== What you should do ==
Find how many lines in the data below mention "mins". Give the number only.

== Dataset entries ==
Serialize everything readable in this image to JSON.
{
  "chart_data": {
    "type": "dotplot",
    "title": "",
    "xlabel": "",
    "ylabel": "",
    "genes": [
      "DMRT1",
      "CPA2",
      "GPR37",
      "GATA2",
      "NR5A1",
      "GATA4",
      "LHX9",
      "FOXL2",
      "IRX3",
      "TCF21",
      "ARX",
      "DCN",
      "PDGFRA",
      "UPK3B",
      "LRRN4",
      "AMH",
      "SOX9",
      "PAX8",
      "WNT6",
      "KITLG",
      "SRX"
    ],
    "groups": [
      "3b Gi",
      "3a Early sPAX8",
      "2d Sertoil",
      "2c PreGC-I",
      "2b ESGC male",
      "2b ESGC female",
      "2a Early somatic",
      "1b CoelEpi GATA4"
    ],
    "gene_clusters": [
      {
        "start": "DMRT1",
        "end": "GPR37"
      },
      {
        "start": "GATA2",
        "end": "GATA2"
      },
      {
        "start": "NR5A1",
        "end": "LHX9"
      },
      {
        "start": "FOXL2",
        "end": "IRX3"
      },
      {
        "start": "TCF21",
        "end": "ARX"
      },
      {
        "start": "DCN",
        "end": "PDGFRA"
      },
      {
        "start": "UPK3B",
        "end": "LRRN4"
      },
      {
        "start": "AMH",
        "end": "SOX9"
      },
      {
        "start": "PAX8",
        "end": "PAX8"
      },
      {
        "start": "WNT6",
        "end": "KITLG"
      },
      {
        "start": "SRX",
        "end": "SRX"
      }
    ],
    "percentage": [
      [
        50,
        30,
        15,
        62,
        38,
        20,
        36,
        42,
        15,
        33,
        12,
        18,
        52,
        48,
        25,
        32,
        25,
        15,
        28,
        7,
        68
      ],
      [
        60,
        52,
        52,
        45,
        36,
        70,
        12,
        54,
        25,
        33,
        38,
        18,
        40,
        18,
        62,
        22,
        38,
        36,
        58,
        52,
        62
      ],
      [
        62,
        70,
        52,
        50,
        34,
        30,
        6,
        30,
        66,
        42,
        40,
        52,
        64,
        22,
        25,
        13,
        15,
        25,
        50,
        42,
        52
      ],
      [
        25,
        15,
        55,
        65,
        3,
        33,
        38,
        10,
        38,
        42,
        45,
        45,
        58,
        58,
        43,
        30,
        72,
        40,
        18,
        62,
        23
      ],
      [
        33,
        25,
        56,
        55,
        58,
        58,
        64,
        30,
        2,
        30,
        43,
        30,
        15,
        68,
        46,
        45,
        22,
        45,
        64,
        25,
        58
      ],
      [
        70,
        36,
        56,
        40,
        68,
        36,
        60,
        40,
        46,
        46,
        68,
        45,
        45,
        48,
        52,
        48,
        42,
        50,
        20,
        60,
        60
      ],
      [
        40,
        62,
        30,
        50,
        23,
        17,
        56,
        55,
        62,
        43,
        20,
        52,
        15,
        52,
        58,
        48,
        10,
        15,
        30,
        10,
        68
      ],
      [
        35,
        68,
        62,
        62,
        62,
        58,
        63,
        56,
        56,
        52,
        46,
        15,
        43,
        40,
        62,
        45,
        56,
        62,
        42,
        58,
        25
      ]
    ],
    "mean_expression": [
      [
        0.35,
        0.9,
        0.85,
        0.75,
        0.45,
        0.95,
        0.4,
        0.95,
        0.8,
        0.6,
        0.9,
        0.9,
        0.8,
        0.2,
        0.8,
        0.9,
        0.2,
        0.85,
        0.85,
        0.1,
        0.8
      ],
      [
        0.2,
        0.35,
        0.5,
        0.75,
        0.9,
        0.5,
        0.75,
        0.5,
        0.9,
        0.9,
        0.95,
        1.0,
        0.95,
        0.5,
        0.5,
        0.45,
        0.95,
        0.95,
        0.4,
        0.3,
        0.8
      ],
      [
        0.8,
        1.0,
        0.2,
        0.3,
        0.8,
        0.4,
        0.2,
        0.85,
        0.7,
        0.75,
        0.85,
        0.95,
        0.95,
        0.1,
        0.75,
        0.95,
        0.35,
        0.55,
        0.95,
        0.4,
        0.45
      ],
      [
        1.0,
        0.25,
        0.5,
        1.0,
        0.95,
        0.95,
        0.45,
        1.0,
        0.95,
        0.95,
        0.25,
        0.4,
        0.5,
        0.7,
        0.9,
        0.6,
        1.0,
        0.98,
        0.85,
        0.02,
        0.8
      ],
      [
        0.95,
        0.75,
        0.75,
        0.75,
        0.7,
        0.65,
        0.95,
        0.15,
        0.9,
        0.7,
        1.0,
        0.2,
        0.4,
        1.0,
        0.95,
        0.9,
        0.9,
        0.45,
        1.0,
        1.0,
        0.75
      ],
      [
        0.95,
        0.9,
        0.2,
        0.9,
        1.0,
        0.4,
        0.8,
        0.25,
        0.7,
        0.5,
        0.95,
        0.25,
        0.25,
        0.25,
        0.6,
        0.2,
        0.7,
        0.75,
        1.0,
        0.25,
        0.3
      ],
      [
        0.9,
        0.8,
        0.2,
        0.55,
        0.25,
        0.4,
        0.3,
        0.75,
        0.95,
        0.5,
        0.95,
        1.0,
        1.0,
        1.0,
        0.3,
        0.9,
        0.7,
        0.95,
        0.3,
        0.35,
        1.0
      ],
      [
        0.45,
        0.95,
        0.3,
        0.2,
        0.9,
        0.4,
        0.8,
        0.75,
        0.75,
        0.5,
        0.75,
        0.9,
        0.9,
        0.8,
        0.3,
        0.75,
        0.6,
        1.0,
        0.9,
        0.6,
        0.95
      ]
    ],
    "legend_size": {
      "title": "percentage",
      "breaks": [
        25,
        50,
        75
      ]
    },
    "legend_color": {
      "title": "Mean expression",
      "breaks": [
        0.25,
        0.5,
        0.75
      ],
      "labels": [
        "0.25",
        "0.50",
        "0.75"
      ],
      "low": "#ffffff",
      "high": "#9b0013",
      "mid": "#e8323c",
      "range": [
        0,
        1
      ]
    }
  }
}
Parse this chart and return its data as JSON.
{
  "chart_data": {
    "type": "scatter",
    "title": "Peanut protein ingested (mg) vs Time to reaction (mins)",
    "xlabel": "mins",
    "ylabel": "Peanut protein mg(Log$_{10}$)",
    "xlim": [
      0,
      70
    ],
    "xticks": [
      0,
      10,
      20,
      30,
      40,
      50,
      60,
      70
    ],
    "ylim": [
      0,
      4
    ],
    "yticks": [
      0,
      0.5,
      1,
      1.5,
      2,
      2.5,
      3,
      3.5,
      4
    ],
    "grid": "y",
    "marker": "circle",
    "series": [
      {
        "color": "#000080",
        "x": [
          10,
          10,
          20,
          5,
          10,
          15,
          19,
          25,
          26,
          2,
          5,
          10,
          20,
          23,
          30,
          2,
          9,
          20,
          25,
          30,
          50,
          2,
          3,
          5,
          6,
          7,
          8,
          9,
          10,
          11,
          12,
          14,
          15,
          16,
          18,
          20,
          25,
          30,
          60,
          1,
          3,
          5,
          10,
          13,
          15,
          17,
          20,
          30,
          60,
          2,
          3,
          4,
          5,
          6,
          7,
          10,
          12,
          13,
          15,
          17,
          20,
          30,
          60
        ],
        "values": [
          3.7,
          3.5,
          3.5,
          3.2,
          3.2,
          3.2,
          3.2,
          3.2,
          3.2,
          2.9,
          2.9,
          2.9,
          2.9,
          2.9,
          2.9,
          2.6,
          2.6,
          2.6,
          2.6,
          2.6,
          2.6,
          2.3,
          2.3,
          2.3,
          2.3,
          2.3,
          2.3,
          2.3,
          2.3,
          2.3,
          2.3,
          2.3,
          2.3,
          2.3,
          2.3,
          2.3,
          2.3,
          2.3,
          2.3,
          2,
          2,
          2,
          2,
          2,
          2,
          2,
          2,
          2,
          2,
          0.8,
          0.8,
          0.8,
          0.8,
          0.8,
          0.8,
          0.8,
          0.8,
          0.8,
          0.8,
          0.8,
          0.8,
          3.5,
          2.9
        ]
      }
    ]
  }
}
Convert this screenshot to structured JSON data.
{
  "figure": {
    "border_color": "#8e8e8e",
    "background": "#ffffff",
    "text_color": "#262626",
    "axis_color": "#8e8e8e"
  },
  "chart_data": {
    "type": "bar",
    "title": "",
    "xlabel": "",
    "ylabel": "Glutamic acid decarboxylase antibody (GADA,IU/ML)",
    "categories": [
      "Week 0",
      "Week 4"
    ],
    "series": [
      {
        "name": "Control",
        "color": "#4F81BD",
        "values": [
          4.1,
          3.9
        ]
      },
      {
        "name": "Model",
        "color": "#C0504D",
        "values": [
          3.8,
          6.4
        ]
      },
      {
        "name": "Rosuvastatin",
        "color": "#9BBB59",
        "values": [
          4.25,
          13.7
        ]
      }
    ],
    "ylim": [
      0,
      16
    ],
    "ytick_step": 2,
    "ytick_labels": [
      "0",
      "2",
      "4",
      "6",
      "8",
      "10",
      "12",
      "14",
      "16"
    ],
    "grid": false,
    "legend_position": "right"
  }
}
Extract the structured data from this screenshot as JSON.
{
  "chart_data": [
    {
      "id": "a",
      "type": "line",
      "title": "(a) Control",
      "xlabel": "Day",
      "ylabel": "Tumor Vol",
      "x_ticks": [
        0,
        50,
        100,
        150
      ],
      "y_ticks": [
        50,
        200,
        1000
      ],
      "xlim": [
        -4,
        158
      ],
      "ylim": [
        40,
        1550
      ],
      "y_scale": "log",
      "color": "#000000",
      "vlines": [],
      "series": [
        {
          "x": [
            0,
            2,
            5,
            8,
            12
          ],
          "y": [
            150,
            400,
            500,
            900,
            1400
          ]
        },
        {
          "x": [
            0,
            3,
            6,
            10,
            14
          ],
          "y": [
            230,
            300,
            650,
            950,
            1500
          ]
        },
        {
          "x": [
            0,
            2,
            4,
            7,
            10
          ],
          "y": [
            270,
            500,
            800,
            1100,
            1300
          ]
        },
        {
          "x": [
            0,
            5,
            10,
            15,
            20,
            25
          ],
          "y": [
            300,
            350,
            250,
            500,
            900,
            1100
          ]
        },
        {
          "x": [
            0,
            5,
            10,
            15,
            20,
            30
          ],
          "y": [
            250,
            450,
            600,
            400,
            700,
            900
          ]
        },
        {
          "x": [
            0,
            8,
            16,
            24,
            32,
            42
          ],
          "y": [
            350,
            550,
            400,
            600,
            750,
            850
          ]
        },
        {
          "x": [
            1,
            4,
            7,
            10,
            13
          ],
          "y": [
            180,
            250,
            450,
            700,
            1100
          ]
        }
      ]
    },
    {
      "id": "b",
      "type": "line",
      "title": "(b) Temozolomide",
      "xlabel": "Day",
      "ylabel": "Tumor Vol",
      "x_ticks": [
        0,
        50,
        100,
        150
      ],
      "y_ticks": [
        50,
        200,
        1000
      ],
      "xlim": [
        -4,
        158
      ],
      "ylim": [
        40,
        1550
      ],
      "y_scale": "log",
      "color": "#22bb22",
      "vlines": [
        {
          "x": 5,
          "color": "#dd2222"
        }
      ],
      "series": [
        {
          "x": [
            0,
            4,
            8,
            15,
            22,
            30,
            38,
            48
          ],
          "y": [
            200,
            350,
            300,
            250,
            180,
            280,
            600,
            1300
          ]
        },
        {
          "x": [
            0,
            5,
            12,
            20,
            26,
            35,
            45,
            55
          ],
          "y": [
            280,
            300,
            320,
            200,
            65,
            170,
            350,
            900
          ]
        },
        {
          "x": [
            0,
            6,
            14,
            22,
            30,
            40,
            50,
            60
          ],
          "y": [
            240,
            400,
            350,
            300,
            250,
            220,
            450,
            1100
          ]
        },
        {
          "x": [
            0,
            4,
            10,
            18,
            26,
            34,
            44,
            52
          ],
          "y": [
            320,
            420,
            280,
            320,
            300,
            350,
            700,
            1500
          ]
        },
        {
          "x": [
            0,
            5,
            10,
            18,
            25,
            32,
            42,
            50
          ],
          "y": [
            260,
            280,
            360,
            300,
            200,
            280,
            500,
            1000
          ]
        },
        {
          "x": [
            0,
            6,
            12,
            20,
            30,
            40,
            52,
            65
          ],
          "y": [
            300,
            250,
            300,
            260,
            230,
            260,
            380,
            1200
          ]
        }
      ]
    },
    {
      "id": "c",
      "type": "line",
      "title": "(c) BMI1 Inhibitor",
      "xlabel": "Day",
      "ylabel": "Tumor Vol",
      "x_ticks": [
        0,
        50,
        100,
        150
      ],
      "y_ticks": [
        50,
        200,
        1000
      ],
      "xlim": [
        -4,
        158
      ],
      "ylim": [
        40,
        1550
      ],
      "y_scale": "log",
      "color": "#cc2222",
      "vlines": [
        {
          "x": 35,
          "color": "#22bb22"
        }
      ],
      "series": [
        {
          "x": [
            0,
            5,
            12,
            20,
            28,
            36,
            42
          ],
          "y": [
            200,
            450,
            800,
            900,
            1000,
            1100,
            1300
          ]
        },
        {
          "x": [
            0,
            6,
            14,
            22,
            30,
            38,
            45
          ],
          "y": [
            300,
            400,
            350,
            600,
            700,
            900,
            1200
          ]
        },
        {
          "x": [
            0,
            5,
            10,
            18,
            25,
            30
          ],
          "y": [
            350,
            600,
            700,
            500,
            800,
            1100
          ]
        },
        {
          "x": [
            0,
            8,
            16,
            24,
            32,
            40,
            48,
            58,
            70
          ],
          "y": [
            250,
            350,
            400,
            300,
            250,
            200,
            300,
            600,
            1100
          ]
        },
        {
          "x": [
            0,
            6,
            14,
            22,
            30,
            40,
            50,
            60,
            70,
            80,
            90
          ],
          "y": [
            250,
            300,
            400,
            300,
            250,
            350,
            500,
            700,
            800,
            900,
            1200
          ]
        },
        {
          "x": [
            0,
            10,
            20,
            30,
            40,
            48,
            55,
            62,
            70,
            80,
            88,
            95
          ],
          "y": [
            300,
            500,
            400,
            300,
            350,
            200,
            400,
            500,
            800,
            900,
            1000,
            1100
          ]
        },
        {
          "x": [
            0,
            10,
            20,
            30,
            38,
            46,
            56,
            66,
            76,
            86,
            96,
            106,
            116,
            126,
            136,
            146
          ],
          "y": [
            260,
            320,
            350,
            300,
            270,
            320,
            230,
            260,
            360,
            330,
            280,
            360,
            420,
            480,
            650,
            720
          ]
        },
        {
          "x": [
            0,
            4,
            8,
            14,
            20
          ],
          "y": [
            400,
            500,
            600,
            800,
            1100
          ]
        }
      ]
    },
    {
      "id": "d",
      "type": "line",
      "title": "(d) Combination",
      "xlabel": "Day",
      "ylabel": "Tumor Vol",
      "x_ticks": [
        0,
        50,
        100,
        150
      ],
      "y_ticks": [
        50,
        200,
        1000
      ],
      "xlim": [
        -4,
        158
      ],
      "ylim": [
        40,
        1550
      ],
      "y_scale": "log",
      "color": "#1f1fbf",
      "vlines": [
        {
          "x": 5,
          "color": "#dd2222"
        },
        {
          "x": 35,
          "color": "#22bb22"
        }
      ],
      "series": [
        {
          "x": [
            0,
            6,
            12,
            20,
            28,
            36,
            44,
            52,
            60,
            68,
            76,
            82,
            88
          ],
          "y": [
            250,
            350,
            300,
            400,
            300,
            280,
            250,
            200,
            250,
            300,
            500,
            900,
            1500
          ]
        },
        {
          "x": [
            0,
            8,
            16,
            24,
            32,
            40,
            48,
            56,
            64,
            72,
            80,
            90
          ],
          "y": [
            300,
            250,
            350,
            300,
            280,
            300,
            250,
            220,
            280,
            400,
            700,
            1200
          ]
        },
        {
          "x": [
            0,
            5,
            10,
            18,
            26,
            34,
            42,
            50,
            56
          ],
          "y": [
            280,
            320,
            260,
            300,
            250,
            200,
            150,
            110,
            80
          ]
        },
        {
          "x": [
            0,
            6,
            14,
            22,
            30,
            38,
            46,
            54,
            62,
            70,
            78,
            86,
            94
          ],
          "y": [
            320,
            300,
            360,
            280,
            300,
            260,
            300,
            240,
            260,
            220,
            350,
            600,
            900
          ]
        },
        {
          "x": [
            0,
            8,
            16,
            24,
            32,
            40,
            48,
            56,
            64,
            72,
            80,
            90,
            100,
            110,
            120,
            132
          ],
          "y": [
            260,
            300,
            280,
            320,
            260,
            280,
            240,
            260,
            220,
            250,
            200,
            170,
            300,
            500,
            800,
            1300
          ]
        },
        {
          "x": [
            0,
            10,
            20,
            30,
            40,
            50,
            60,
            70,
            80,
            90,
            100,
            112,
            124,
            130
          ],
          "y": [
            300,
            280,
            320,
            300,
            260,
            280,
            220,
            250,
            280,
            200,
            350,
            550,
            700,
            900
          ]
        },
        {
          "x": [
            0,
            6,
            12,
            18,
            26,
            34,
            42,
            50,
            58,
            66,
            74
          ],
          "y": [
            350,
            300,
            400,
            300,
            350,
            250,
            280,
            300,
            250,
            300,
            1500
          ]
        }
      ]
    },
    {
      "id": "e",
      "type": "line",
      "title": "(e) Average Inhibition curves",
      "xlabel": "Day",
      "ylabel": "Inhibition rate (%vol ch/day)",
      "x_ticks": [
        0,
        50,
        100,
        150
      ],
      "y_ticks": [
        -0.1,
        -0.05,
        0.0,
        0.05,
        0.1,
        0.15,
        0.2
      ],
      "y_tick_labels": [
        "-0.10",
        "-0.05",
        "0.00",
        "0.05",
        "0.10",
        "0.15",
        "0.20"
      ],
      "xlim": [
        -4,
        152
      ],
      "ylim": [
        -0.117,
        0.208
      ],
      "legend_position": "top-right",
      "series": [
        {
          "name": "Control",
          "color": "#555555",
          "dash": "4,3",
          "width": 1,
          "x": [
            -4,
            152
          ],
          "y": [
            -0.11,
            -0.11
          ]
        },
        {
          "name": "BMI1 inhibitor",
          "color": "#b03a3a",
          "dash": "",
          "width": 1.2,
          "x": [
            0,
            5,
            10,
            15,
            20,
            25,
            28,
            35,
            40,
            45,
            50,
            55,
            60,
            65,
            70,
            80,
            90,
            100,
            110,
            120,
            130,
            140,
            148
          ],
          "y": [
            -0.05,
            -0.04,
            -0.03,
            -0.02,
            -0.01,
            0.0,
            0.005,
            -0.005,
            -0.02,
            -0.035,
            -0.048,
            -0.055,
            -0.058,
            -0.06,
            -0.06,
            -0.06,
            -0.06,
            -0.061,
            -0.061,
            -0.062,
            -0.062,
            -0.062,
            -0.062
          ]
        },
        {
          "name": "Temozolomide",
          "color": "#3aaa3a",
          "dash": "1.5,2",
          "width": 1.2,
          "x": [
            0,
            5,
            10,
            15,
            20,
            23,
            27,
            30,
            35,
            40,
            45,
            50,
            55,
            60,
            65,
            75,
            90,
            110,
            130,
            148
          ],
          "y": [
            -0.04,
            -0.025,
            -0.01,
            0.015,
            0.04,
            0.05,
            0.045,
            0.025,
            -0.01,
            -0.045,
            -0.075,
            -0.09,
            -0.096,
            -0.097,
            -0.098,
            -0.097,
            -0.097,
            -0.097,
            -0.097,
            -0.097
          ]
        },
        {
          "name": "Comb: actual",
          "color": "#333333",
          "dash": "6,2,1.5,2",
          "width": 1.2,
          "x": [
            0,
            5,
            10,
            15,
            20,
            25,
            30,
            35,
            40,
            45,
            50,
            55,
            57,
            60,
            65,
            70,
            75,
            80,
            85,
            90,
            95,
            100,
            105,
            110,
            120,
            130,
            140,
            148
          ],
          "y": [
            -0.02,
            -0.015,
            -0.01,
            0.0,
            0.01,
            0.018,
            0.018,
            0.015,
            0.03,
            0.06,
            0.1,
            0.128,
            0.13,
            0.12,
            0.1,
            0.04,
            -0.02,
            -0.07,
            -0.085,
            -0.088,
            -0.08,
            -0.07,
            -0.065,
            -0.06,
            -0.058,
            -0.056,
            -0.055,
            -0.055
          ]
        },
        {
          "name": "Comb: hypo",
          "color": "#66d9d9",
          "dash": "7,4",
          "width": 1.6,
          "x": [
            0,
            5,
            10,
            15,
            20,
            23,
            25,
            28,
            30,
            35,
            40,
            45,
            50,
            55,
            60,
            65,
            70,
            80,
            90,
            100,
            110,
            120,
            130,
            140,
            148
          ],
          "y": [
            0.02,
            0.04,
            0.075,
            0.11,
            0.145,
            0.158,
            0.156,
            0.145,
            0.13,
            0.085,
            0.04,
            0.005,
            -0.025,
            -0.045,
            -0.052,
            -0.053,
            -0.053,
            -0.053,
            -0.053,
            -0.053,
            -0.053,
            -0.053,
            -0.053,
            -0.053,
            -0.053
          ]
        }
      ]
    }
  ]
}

== Result below ==
2